# start of Exercise input

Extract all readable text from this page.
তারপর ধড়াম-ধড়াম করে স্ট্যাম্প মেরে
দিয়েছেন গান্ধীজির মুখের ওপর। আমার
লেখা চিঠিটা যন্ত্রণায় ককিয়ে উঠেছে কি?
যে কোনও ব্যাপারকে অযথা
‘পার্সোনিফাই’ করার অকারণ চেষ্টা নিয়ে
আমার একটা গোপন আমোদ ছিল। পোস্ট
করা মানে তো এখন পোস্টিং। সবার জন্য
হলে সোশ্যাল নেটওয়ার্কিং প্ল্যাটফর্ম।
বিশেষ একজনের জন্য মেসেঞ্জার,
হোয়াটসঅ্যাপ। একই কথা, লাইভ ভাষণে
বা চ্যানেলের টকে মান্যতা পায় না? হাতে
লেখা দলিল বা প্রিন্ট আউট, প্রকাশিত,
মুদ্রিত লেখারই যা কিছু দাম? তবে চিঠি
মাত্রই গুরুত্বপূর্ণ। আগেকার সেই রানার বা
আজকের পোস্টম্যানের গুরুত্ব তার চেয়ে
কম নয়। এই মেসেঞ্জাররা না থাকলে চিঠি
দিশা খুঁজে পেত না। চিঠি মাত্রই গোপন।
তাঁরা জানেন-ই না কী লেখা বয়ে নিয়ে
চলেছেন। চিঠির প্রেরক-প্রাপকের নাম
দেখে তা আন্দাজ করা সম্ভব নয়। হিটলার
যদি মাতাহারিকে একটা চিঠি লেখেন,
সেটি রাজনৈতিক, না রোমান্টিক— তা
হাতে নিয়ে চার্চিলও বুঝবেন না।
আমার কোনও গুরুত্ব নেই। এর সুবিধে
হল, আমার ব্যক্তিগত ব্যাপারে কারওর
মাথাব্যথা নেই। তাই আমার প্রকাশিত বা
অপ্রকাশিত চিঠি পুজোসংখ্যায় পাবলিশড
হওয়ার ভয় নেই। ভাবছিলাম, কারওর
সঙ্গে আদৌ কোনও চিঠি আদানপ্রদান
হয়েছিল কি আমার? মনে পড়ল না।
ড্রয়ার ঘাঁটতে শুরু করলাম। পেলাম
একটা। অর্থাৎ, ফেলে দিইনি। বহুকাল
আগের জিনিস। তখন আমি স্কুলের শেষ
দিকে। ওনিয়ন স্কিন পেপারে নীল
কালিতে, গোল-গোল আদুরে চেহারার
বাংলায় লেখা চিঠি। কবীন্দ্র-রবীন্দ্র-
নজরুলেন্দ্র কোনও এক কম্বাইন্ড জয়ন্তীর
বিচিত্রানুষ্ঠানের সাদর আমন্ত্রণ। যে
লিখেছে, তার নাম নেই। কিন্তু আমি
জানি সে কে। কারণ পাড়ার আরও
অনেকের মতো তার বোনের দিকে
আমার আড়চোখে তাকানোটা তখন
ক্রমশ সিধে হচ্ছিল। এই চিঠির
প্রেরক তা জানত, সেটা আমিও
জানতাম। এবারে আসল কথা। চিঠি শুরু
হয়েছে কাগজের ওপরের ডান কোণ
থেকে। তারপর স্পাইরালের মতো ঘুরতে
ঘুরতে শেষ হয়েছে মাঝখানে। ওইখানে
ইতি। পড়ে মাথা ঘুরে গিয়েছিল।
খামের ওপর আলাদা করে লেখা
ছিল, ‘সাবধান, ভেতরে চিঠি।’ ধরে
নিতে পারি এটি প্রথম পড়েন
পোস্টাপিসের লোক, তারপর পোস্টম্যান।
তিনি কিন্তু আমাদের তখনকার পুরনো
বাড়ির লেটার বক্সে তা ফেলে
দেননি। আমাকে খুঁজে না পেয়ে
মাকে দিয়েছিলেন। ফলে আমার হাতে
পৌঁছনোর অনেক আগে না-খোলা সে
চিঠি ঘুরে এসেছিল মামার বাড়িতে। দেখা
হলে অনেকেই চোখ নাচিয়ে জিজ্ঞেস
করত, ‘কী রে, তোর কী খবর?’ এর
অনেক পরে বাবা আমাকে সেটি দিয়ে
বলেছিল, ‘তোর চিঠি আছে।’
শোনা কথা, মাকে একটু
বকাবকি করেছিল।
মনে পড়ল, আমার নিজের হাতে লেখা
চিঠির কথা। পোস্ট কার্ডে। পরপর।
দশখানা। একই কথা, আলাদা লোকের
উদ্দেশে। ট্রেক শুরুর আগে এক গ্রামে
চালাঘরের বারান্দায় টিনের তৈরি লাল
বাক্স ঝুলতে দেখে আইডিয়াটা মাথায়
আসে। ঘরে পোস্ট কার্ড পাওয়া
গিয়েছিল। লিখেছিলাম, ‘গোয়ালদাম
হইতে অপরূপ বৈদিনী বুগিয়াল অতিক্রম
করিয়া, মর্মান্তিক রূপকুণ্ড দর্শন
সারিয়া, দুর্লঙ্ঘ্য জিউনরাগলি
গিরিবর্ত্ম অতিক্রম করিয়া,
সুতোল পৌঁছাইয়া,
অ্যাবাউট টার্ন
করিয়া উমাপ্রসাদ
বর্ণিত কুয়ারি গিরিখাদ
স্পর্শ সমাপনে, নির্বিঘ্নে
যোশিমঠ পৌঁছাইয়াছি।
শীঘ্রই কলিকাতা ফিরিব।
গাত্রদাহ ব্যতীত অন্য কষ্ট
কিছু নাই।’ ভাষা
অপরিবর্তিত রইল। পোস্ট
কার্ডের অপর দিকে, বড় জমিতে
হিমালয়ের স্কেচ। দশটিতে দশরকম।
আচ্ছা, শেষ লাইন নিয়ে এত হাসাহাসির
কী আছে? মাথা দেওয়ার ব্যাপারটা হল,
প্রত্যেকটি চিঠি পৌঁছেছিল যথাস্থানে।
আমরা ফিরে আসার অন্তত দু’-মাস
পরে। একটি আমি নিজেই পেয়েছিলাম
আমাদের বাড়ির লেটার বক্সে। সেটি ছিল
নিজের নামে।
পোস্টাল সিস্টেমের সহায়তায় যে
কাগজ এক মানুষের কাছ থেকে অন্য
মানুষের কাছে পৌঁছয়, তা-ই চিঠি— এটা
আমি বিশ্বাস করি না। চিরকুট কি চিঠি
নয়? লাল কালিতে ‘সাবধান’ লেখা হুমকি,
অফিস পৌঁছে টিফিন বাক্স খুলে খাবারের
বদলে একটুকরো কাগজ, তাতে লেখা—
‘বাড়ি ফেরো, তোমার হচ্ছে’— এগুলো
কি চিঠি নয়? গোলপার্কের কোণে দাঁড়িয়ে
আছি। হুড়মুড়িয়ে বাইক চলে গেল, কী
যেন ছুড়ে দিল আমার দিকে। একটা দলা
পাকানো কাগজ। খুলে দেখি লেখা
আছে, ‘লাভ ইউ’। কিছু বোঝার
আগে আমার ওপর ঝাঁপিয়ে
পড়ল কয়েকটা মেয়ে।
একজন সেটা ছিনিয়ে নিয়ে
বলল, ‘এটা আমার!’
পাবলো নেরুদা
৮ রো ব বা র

# end of Exercise input

Work to do: Extract all of the data exactly as written.

In response:
Extract all readable text from this page.
তারপর ধড়াম-ধড়াম করে স্ট্যাম্প মেরে
দিয়েছেন গান্ধীজির মুখের ওপর। আমার
লেখা চিঠিটা যন্ত্রণায় ককিয়ে উঠেছে কি?
যে কোনও ব্যাপারকে অযথা
‘পার্সোনিফাই’ করার অকারণ চেষ্টা নিয়ে
আমার একটা গোপন আমোদ ছিল। পোস্ট
করা মানে তো এখন পোস্টিং। সবার জন্য
হলে সোশ্যাল নেটওয়ার্কিং প্ল্যাটফর্ম।
বিশেষ একজনের জন্য মেসেঞ্জার,
হোয়াটসঅ্যাপ। একই কথা, লাইভ ভাষণে
বা চ্যানেলের টকে মান্যতা পায় না? হাতে
লেখা দলিল বা প্রিন্ট আউট, প্রকাশিত,
মুদ্রিত লেখারই যা কিছু দাম? তবে চিঠি
মাত্রই গুরুত্বপূর্ণ। আগেকার সেই রানার বা
আজকের পোস্টম্যানের গুরুত্ব তার চেয়ে
কম নয়। এই মেসেঞ্জাররা না থাকলে চিঠি
দিশা খুঁজে পেত না। চিঠি মাত্রই গোপন।
তাঁরা জানেন-ই না কী লেখা বয়ে নিয়ে
চলেছেন। চিঠির প্রেরক-প্রাপকের নাম
দেখে তা আন্দাজ করা সম্ভব নয়। হিটলার
যদি মাতাহারিকে একটা চিঠি লেখেন,
সেটি রাজনৈতিক, না রোমান্টিক— তা
হাতে নিয়ে চার্চিলও বুঝবেন না।
আমার কোনও গুরুত্ব নেই। এর সুবিধে
হল, আমার ব্যক্তিগত ব্যাপারে কারওর
মাথাব্যথা নেই। তাই আমার প্রকাশিত বা
অপ্রকাশিত চিঠি পুজোসংখ্যায় পাবলিশড
হওয়ার ভয় নেই। ভাবছিলাম, কারওর
সঙ্গে আদৌ কোনও চিঠি আদানপ্রদান
হয়েছিল কি আমার? মনে পড়ল না।
ড্রয়ার ঘাঁটতে শুরু করলাম। পেলাম
একটা। অর্থাৎ, ফেলে দিইনি। বহুকাল
আগের জিনিস। তখন আমি স্কুলের শেষ
দিকে। ওনিয়ন স্কিন পেপারে নীল
কালিতে, গোল-গোল আদুরে চেহারার
বাংলায় লেখা চিঠি। কবীন্দ্র-রবীন্দ্র-
নজরুলেন্দ্র কোনও এক কম্বাইন্ড জয়ন্তীর
বিচিত্রানুষ্ঠানের সাদর আমন্ত্রণ। যে
লিখেছে, তার নাম নেই। কিন্তু আমি
জানি সে কে। কারণ পাড়ার আরও
অনেকের মতো তার বোনের দিকে
আমার আড়চোখে তাকানোটা তখন
ক্রমশ সিধে হচ্ছিল। এই চিঠির
প্রেরক তা জানত, সেটা আমিও
জানতাম। এবারে আসল কথা। চিঠি শুরু
হয়েছে কাগজের ওপরের ডান কোণ
থেকে। তারপর স্পাইরালের মতো ঘুরতে
ঘুরতে শেষ হয়েছে মাঝখানে। ওইখানে
ইতি। পড়ে মাথা ঘুরে গিয়েছিল।
খামের ওপর আলাদা করে লেখা
ছিল, ‘সাবধান, ভেতরে চিঠি।’ ধরে
নিতে পারি এটি প্রথম পড়েন
পোস্টাপিসের লোক, তারপর পোস্টম্যান।
তিনি কিন্তু আমাদের তখনকার পুরনো
বাড়ির লেটার বক্সে তা ফেলে
দেননি। আমাকে খুঁজে না পেয়ে
মাকে দিয়েছিলেন। ফলে আমার হাতে
পৌঁছনোর অনেক আগে না-খোলা সে
চিঠি ঘুরে এসেছিল মামার বাড়িতে। দেখা
হলে অনেকেই চোখ নাচিয়ে জিজ্ঞেস
করত, ‘কী রে, তোর কী খবর?’ এর
অনেক পরে বাবা আমাকে সেটি দিয়ে
বলেছিল, ‘তোর চিঠি আছে।’
শোনা কথা, মাকে একটু
বকাবকি করেছিল।
মনে পড়ল, আমার নিজের হাতে লেখা
চিঠির কথা। পোস্ট কার্ডে। পরপর।
দশখানা। একই কথা, আলাদা লোকের
উদ্দেশে। ট্রেক শুরুর আগে এক গ্রামে
চালাঘরের বারান্দায় টিনের তৈরি লাল
বাক্স ঝুলতে দেখে আইডিয়াটা মাথায়
আসে। ঘরে পোস্ট কার্ড পাওয়া
গিয়েছিল। লিখেছিলাম, ‘গোয়ালদাম
হইতে অপরূপ বৈদিনী বুগিয়াল অতিক্রম
করিয়া, মর্মান্তিক রূপকুণ্ড দর্শন
সারিয়া, দুর্লঙ্ঘ্য জিউনরাগলি
গিরিবর্ত্ম অতিক্রম করিয়া,
সুতোল পৌঁছাইয়া,
অ্যাবাউট টার্ন
করিয়া উমাপ্রসাদ
বর্ণিত কুয়ারি গিরিখাদ
স্পর্শ সমাপনে, নির্বিঘ্নে
যোশিমঠ পৌঁছাইয়াছি।
শীঘ্রই কলিকাতা ফিরিব।
গাত্রদাহ ব্যতীত অন্য কষ্ট
কিছু নাই।’ ভাষা
অপরিবর্তিত রইল। পোস্ট
কার্ডের অপর দিকে, বড় জমিতে
হিমালয়ের স্কেচ। দশটিতে দশরকম।
আচ্ছা, শেষ লাইন নিয়ে এত হাসাহাসির
কী আছে? মাথা দেওয়ার ব্যাপারটা হল,
প্রত্যেকটি চিঠি পৌঁছেছিল যথাস্থানে।
আমরা ফিরে আসার অন্তত দু’-মাস
পরে। একটি আমি নিজেই পেয়েছিলাম
আমাদের বাড়ির লেটার বক্সে। সেটি ছিল
নিজের নামে।
পোস্টাল সিস্টেমের সহায়তায় যে
কাগজ এক মানুষের কাছ থেকে অন্য
মানুষের কাছে পৌঁছয়, তা-ই চিঠি— এটা
আমি বিশ্বাস করি না। চিরকুট কি চিঠি
নয়? লাল কালিতে ‘সাবধান’ লেখা হুমকি,
অফিস পৌঁছে টিফিন বাক্স খুলে খাবারের
বদলে একটুকরো কাগজ, তাতে লেখা—
‘বাড়ি ফেরো, তোমার হচ্ছে’— এগুলো
কি চিঠি নয়? গোলপার্কের কোণে দাঁড়িয়ে
আছি। হুড়মুড়িয়ে বাইক চলে গেল, কী
যেন ছুড়ে দিল আমার দিকে। একটা দলা
পাকানো কাগজ। খুলে দেখি লেখা
আছে, ‘লাভ ইউ’। কিছু বোঝার
আগে আমার ওপর ঝাঁপিয়ে
পড়ল কয়েকটা মেয়ে।
একজন সেটা ছিনিয়ে নিয়ে
বলল, ‘এটা আমার!’
পাবলো নেরুদা
৮ রো ব বা র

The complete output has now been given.